Without the pictures, return each record as it appears.

(Entries from a dataset)
** START **

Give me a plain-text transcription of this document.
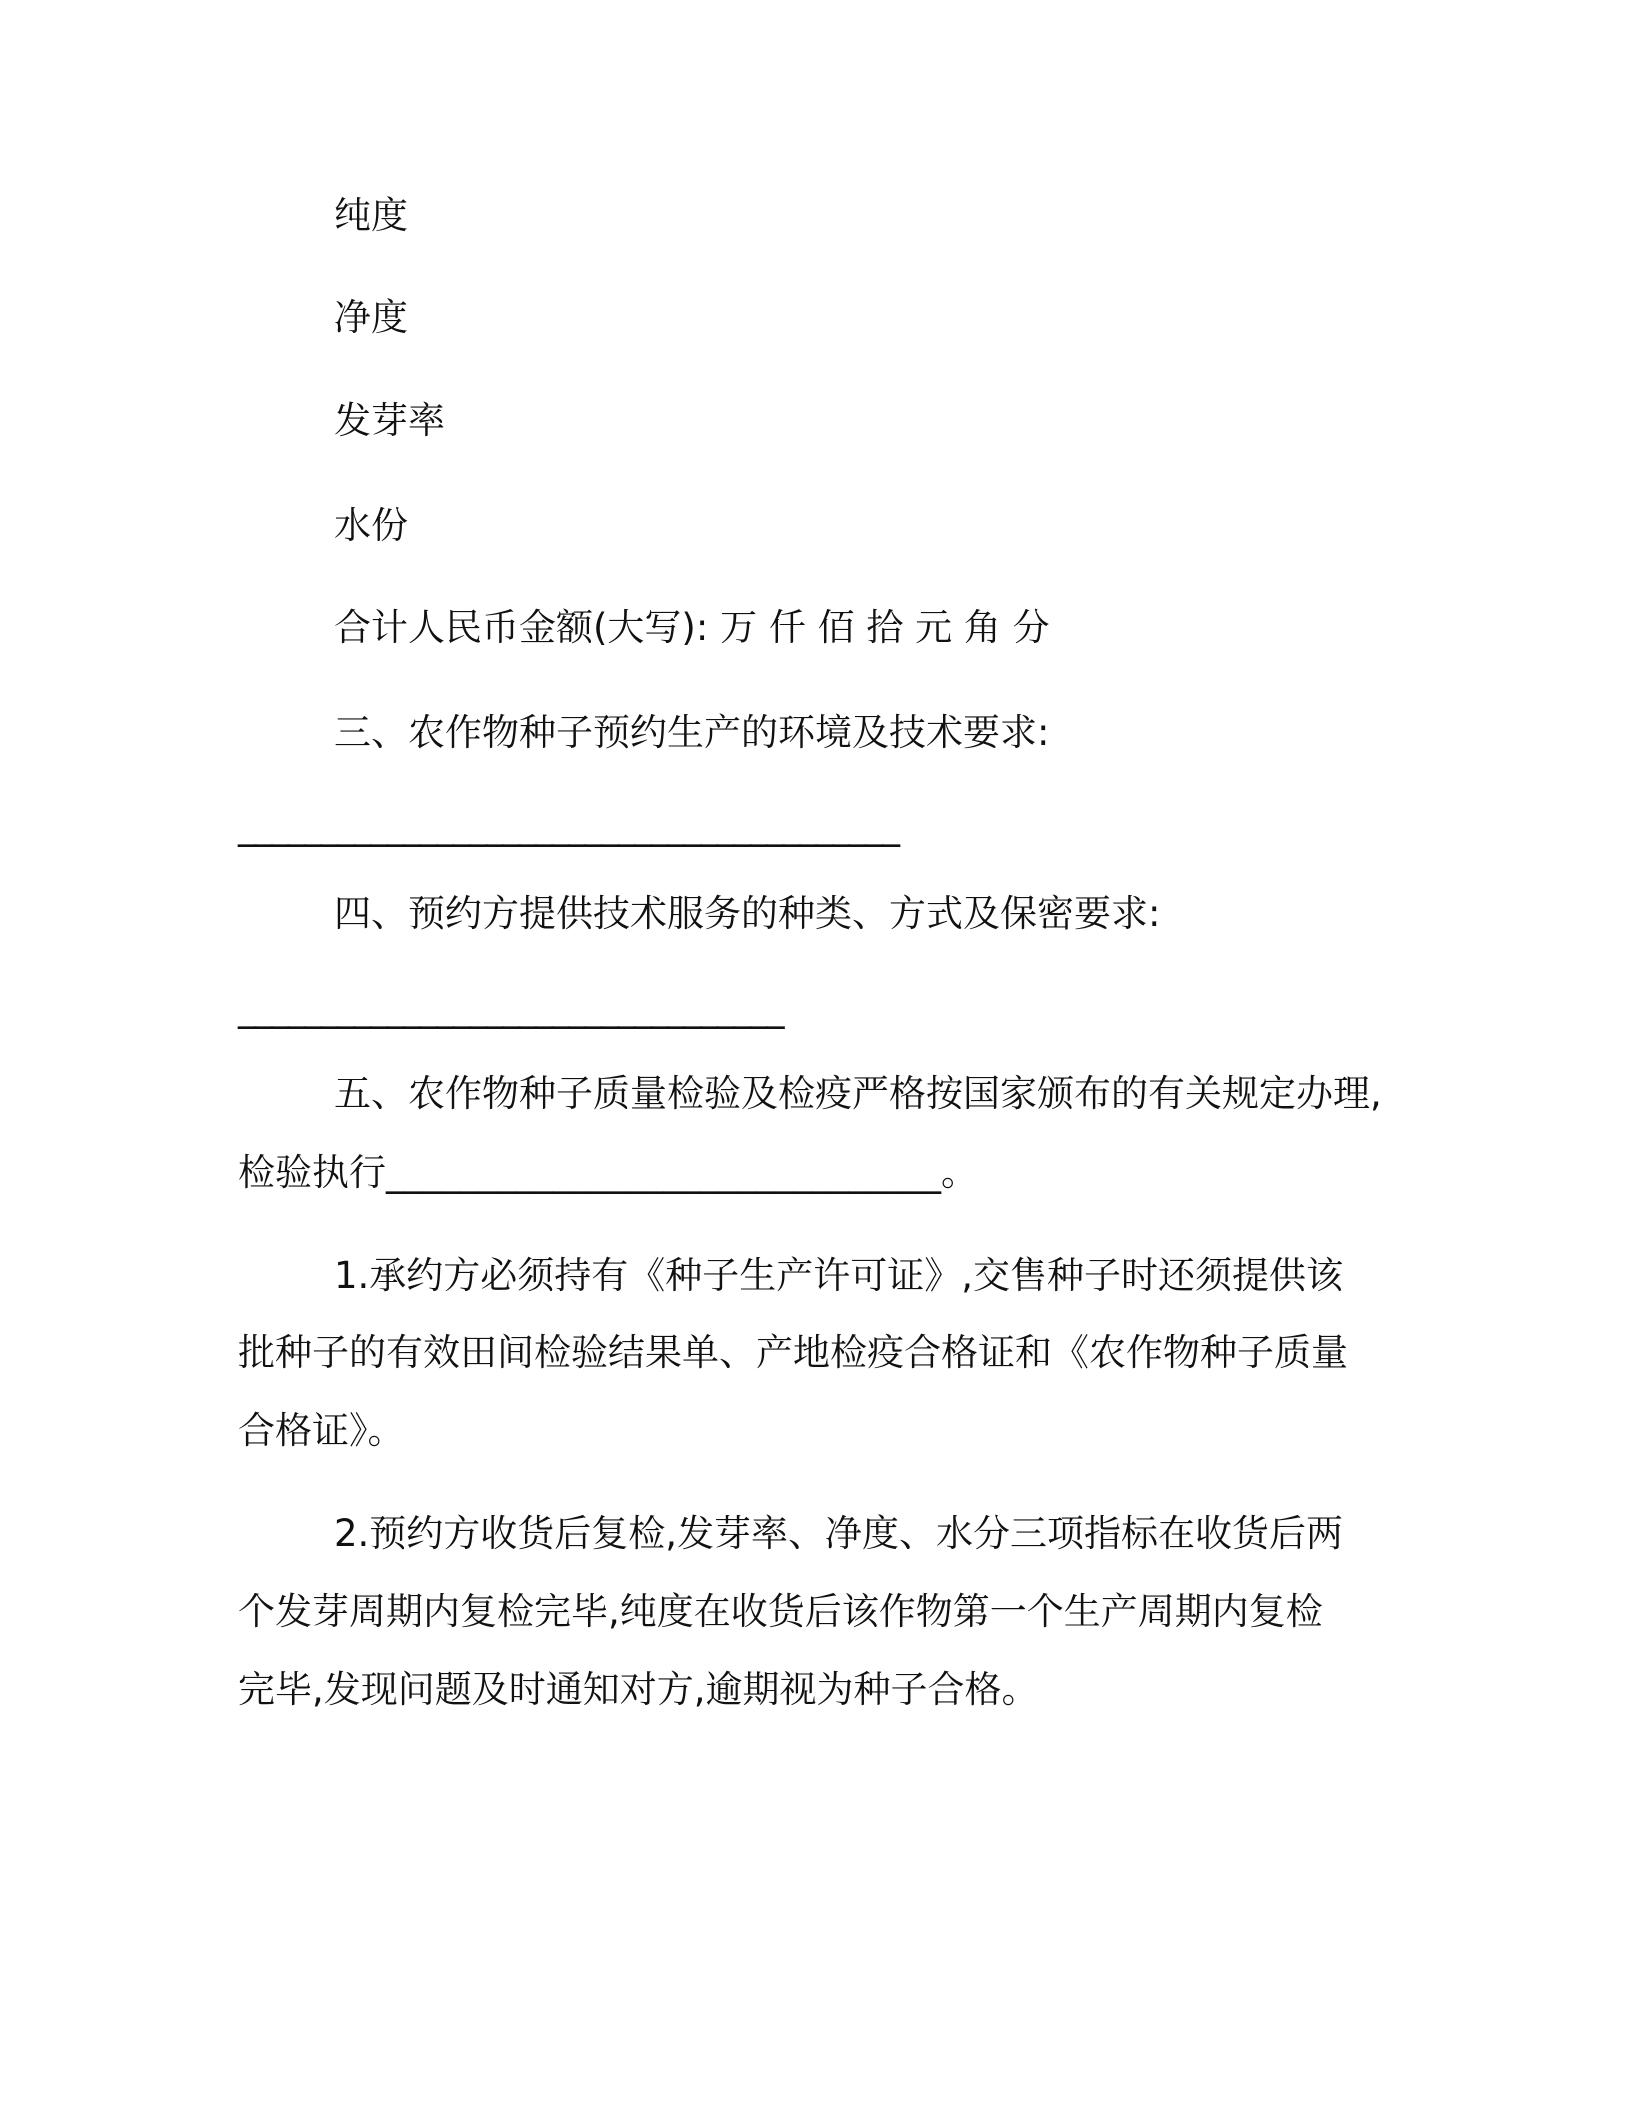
纯度
净度
发芽率
水份
合计人民币金额(大写): 万 仟 佰 拾 元 角 分
三、农作物种子预约生产的环境及技术要求:
________________________________________
四、预约方提供技术服务的种类、方式及保密要求:
_________________________________
五、农作物种子质量检验及检疫严格按国家颁布的有关规定办理,
检验执行______________________________。
1.承约方必须持有《种子生产许可证》,交售种子时还须提供该
批种子的有效田间检验结果单、产地检疫合格证和《农作物种子质量
合格证》。
2.预约方收货后复检,发芽率、净度、水分三项指标在收货后两
个发芽周期内复检完毕,纯度在收货后该作物第一个生产周期内复检
完毕,发现问题及时通知对方,逾期视为种子合格。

** END **

● **EXPECTED ANSWER**:
Give me a plain-text transcription of this document.
纯度
净度
发芽率
水份
合计人民币金额(大写): 万 仟 佰 拾 元 角 分
三、农作物种子预约生产的环境及技术要求:
________________________________________
四、预约方提供技术服务的种类、方式及保密要求:
_________________________________
五、农作物种子质量检验及检疫严格按国家颁布的有关规定办理,
检验执行______________________________。
1.承约方必须持有《种子生产许可证》,交售种子时还须提供该
批种子的有效田间检验结果单、产地检疫合格证和《农作物种子质量
合格证》。
2.预约方收货后复检,发芽率、净度、水分三项指标在收货后两
个发芽周期内复检完毕,纯度在收货后该作物第一个生产周期内复检
完毕,发现问题及时通知对方,逾期视为种子合格。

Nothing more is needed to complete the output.